TO BE DONE -> In the material below, list every line carrying the string "updates".

Excerpts from a figure dataset:

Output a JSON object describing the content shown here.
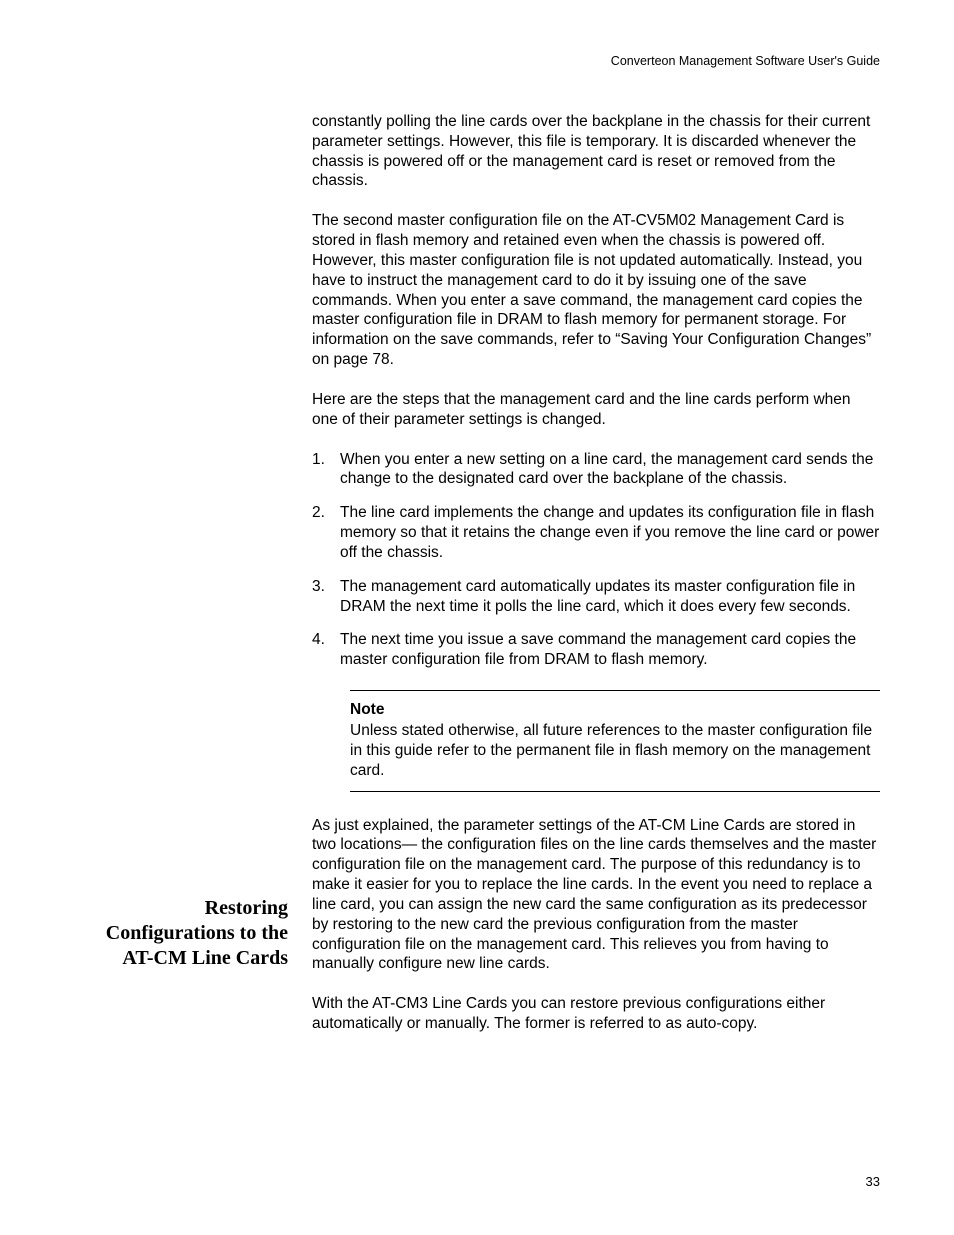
{
  "header": "Converteon Management Software User's Guide",
  "para1": "constantly polling the line cards over the backplane in the chassis for their current parameter settings. However, this file is temporary. It is discarded whenever the chassis is powered off or the management card is reset or removed from the chassis.",
  "para2": "The second master configuration file on the AT-CV5M02 Management Card is stored in flash memory and retained even when the chassis is powered off. However, this master configuration file is not updated automatically. Instead, you have to instruct the management card to do it by issuing one of the save commands. When you enter a save command, the management card copies the master configuration file in DRAM to flash memory for permanent storage. For information on the save commands, refer to “Saving Your Configuration Changes” on page 78.",
  "para3": "Here are the steps that the management card and the line cards perform when one of their parameter settings is changed.",
  "list": {
    "item1_num": "1.",
    "item1": "When you enter a new setting on a line card, the management card sends the change to the designated card over the backplane of the chassis.",
    "item2_num": "2.",
    "item2": "The line card implements the change and updates its configuration file in flash memory so that it retains the change even if you remove the line card or power off the chassis.",
    "item3_num": "3.",
    "item3": "The management card automatically updates its master configuration file in DRAM the next time it polls the line card, which it does every few seconds.",
    "item4_num": "4.",
    "item4": "The next time you issue a save command the management card copies the master configuration file from DRAM to flash memory."
  },
  "note": {
    "title": "Note",
    "text": "Unless stated otherwise, all future references to the master configuration file in this guide refer to the permanent file in flash memory on the management card."
  },
  "sideHeading": "Restoring Configurations to the AT-CM Line Cards",
  "para4": "As just explained, the parameter settings of the AT-CM Line Cards are stored in two locations— the configuration files on the line cards themselves and the master configuration file on the management card. The purpose of this redundancy is to make it easier for you to replace the line cards. In the event you need to replace a line card, you can assign the new card the same configuration as its predecessor by restoring to the new card the previous configuration from the master configuration file on the management card. This relieves you from having to manually configure new line cards.",
  "para5": "With the AT-CM3 Line Cards you can restore previous configurations either automatically or manually. The former is referred to as auto-copy.",
  "pageNum": "33",
  "layout": {
    "sideHeadingTop": 896
  }
}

SOLUTION FOR THIS EXERCISE ->
    "item2": "The line card implements the change and updates its configuration file in flash memory so that it retains the change even if you remove the line card or power off the chassis.",
    "item3": "The management card automatically updates its master configuration file in DRAM the next time it polls the line card, which it does every few seconds.",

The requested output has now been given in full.